**Stated goal**
Check every line of the entries below for the word "secondari", and copy the ones that have it.

═══ Material for this task

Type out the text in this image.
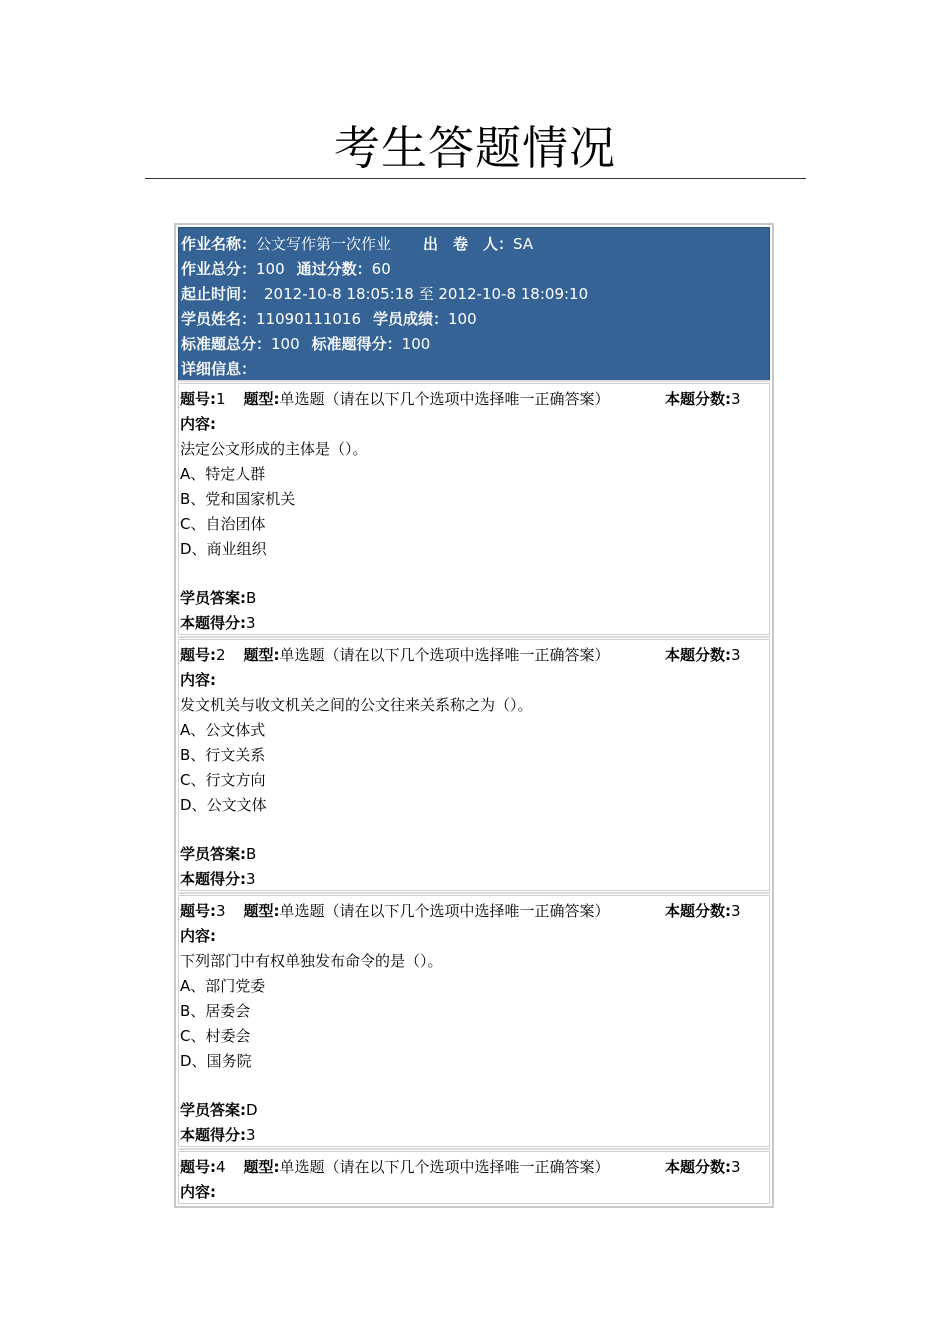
考生答题情况
作业名称：公文写作第一次作业 出　卷　人：SA
作业总分：100 通过分数：60
起止时间： 2012-10-8 18:05:18 至 2012-10-8 18:09:10
学员姓名：11090111016 学员成绩：100
标准题总分：100 标准题得分：100
详细信息：
题号:1 题型:单选题（请在以下几个选项中选择唯一正确答案）	本题分数:3
内容:
法定公文形成的主体是（）。
A、特定人群
B、党和国家机关
C、自治团体
D、商业组织
学员答案:B
本题得分:3
题号:2 题型:单选题（请在以下几个选项中选择唯一正确答案）	本题分数:3
内容:
发文机关与收文机关之间的公文往来关系称之为（）。
A、公文体式
B、行文关系
C、行文方向
D、公文文体
学员答案:B
本题得分:3
题号:3 题型:单选题（请在以下几个选项中选择唯一正确答案）	本题分数:3
内容:
下列部门中有权单独发布命令的是（）。
A、部门党委
B、居委会
C、村委会
D、国务院
学员答案:D
本题得分:3
题号:4 题型:单选题（请在以下几个选项中选择唯一正确答案）	本题分数:3
内容:
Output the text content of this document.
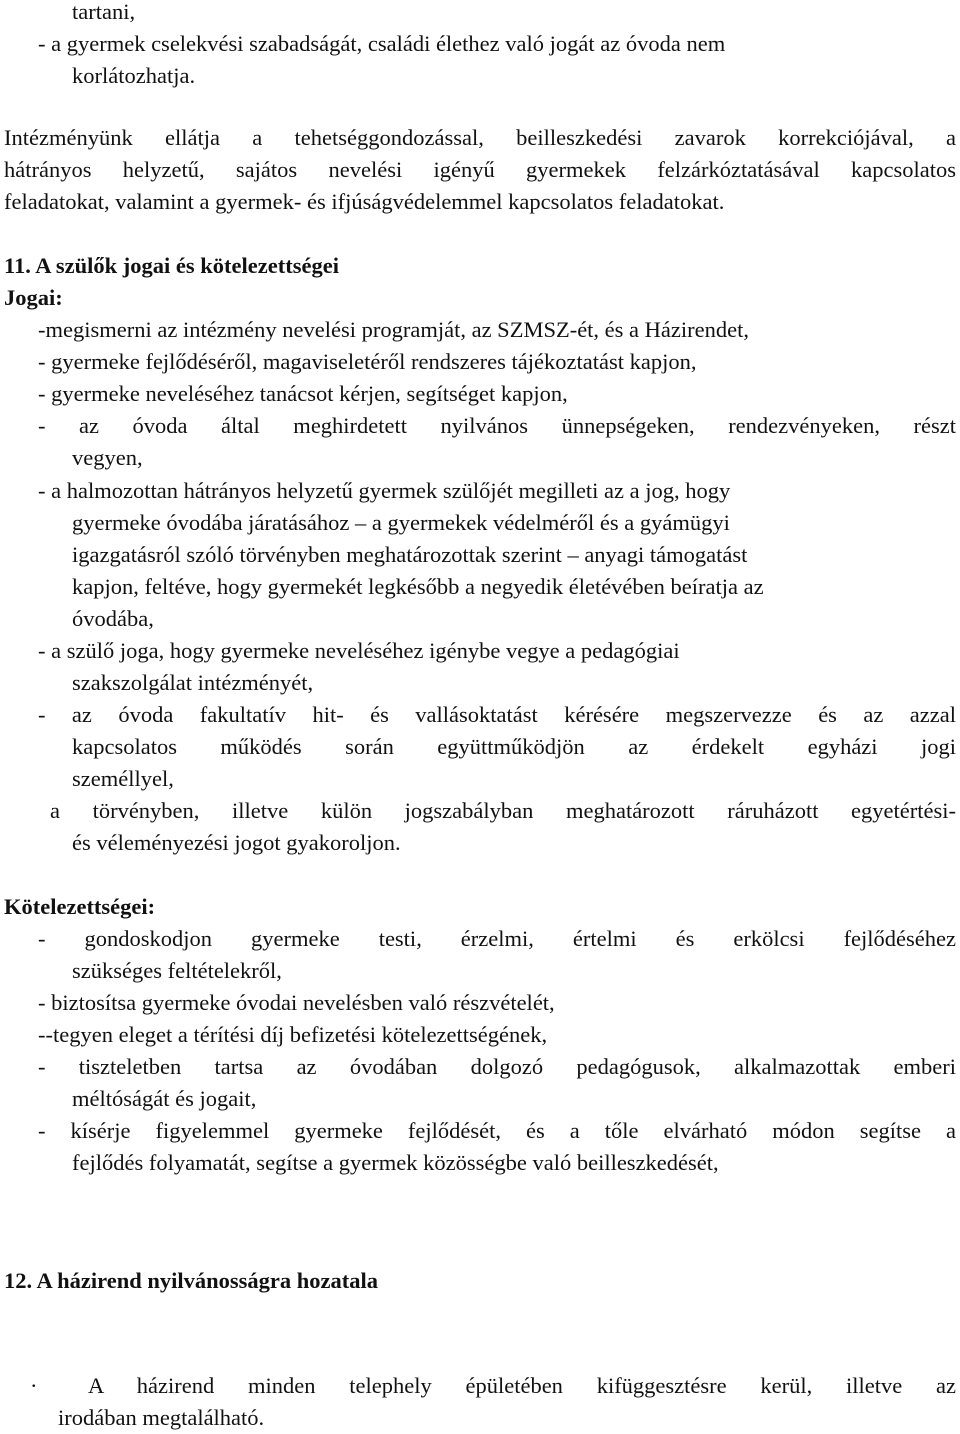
tartani,
- a gyermek cselekvési szabadságát, családi élethez való jogát az óvoda nem
korlátozhatja.
Intézményünk ellátja a tehetséggondozással, beilleszkedési zavarok korrekciójával, a
hátrányos helyzetű, sajátos nevelési igényű gyermekek felzárkóztatásával kapcsolatos
feladatokat, valamint a gyermek- és ifjúságvédelemmel kapcsolatos feladatokat.
11. A szülők jogai és kötelezettségei
Jogai:
-megismerni az intézmény nevelési programját, az SZMSZ-ét, és a Házirendet,
- gyermeke fejlődéséről, magaviseletéről rendszeres tájékoztatást kapjon,
- gyermeke neveléséhez tanácsot kérjen, segítséget kapjon,
- az óvoda által meghirdetett nyilvános ünnepségeken, rendezvényeken, részt
vegyen,
- a halmozottan hátrányos helyzetű gyermek szülőjét megilleti az a jog, hogy
gyermeke óvodába járatásához – a gyermekek védelméről és a gyámügyi
igazgatásról szóló törvényben meghatározottak szerint – anyagi támogatást
kapjon, feltéve, hogy gyermekét legkésőbb a negyedik életévében beíratja az
óvodába,
- a szülő joga, hogy gyermeke neveléséhez igénybe vegye a pedagógiai
szakszolgálat intézményét,
- az óvoda fakultatív hit- és vallásoktatást kérésére megszervezze és az azzal
kapcsolatos működés során együttműködjön az érdekelt egyházi jogi
személlyel,
a törvényben, illetve külön jogszabályban meghatározott ráruházott egyetértési-
és véleményezési jogot gyakoroljon.
Kötelezettségei:
- gondoskodjon gyermeke testi, érzelmi, értelmi és erkölcsi fejlődéséhez
szükséges feltételekről,
- biztosítsa gyermeke óvodai nevelésben való részvételét,
--tegyen eleget a térítési díj befizetési kötelezettségének,
- tiszteletben tartsa az óvodában dolgozó pedagógusok, alkalmazottak emberi
méltóságát és jogait,
- kísérje figyelemmel gyermeke fejlődését, és a tőle elvárható módon segítse a
fejlődés folyamatát, segítse a gyermek közösségbe való beilleszkedését,
12. A házirend nyilvánosságra hozatala
· A házirend minden telephely épületében kifüggesztésre kerül, illetve az
irodában megtalálható.
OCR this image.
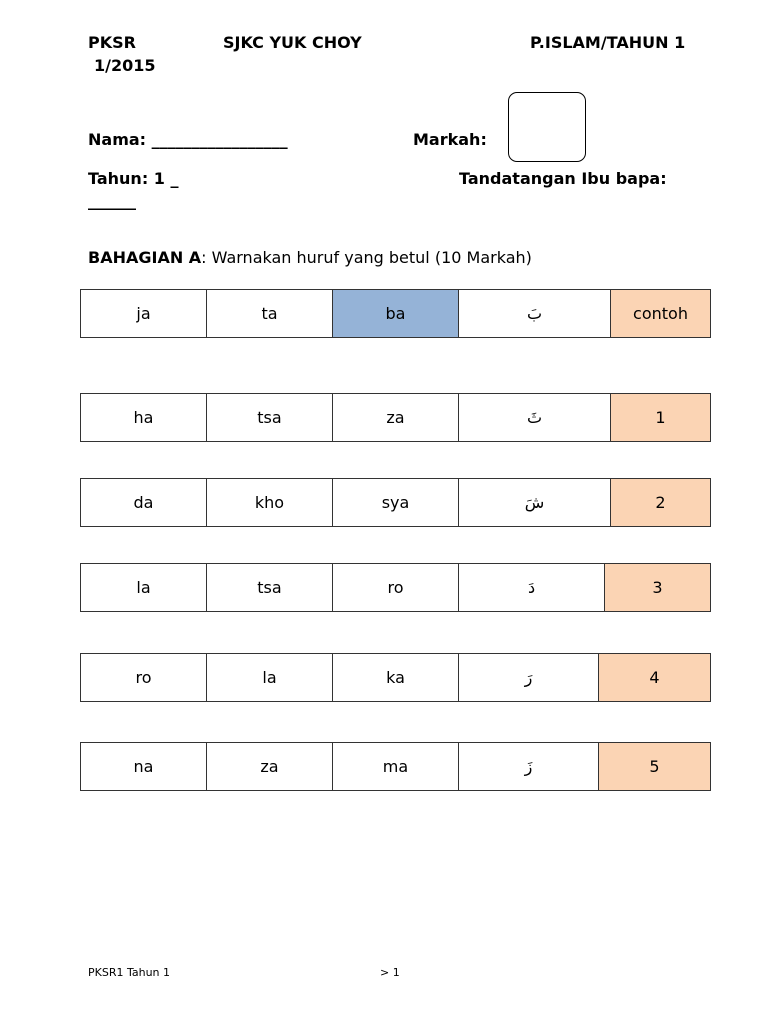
PKSR
1/2015
SJKC YUK CHOY	P.ISLAM/TAHUN 1
Nama: _________________	Markah:
Tahun: 1 _
______
Tandatangan Ibu bapa:
BAHAGIAN A: Warnakan huruf yang betul (10 Markah)
ja	ta	ba	بَ	contoh
ha	tsa	za	ثَ	1
da	kho	sya	شَ	2
la	tsa	ro	دَ	3
ro	la	ka	رَ	4
na	za	ma	زَ	5
PKSR1 Tahun 1	> 1
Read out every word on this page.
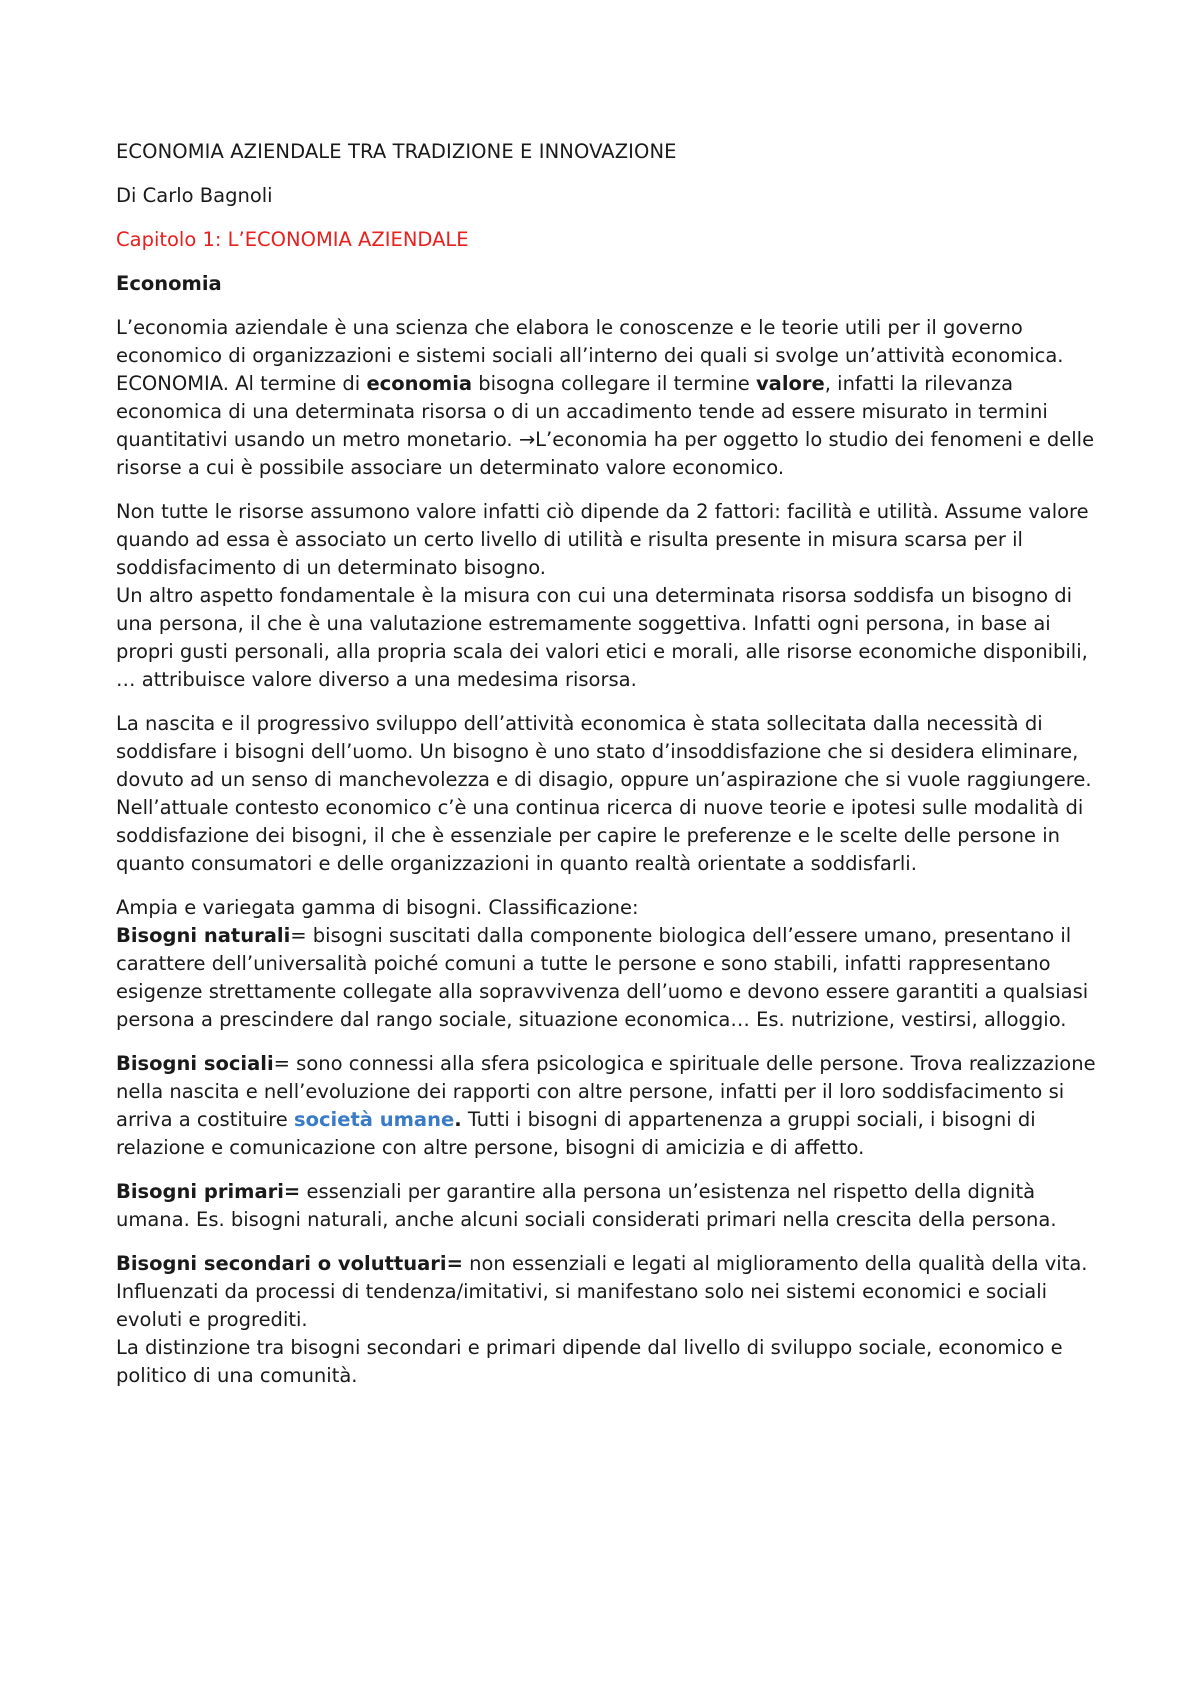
ECONOMIA AZIENDALE TRA TRADIZIONE E INNOVAZIONE
Di Carlo Bagnoli
Capitolo 1: L’ECONOMIA AZIENDALE
Economia

L’economia aziendale è una scienza che elabora le conoscenze e le teorie utili per il governo economico di organizzazioni e sistemi sociali all’interno dei quali si svolge un’attività economica.
ECONOMIA. Al termine di economia bisogna collegare il termine valore, infatti la rilevanza economica di una determinata risorsa o di un accadimento tende ad essere misurato in termini quantitativi usando un metro monetario. →L’economia ha per oggetto lo studio dei fenomeni e delle risorse a cui è possibile associare un determinato valore economico.

Non tutte le risorse assumono valore infatti ciò dipende da 2 fattori: facilità e utilità. Assume valore quando ad essa è associato un certo livello di utilità e risulta presente in misura scarsa per il soddisfacimento di un determinato bisogno.
Un altro aspetto fondamentale è la misura con cui una determinata risorsa soddisfa un bisogno di una persona, il che è una valutazione estremamente soggettiva. Infatti ogni persona, in base ai propri gusti personali, alla propria scala dei valori etici e morali, alle risorse economiche disponibili, … attribuisce valore diverso a una medesima risorsa.

La nascita e il progressivo sviluppo dell’attività economica è stata sollecitata dalla necessità di soddisfare i bisogni dell’uomo. Un bisogno è uno stato d’insoddisfazione che si desidera eliminare, dovuto ad un senso di manchevolezza e di disagio, oppure un’aspirazione che si vuole raggiungere. Nell’attuale contesto economico c’è una continua ricerca di nuove teorie e ipotesi sulle modalità di soddisfazione dei bisogni, il che è essenziale per capire le preferenze e le scelte delle persone in quanto consumatori e delle organizzazioni in quanto realtà orientate a soddisfarli.

Ampia e variegata gamma di bisogni. Classificazione:
Bisogni naturali= bisogni suscitati dalla componente biologica dell’essere umano, presentano il carattere dell’universalità poiché comuni a tutte le persone e sono stabili, infatti rappresentano esigenze strettamente collegate alla sopravvivenza dell’uomo e devono essere garantiti a qualsiasi persona a prescindere dal rango sociale, situazione economica… Es. nutrizione, vestirsi, alloggio.

Bisogni sociali= sono connessi alla sfera psicologica e spirituale delle persone. Trova realizzazione nella nascita e nell’evoluzione dei rapporti con altre persone, infatti per il loro soddisfacimento si arriva a costituire società umane. Tutti i bisogni di appartenenza a gruppi sociali, i bisogni di relazione e comunicazione con altre persone, bisogni di amicizia e di affetto.

Bisogni primari= essenziali per garantire alla persona un’esistenza nel rispetto della dignità umana. Es. bisogni naturali, anche alcuni sociali considerati primari nella crescita della persona.

Bisogni secondari o voluttuari= non essenziali e legati al miglioramento della qualità della vita. Influenzati da processi di tendenza/imitativi, si manifestano solo nei sistemi economici e sociali evoluti e progrediti.
La distinzione tra bisogni secondari e primari dipende dal livello di sviluppo sociale, economico e politico di una comunità.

══════

**Exercise answer**
Bisogni secondari o voluttuari= non essenziali e legati al miglioramento della qualità della vita. Influenzati da processi di tendenza/imitativi, si manifestano solo nei sistemi economici e sociali evoluti e progrediti.
La distinzione tra bisogni secondari e primari dipende dal livello di sviluppo sociale, economico e politico di una comunità.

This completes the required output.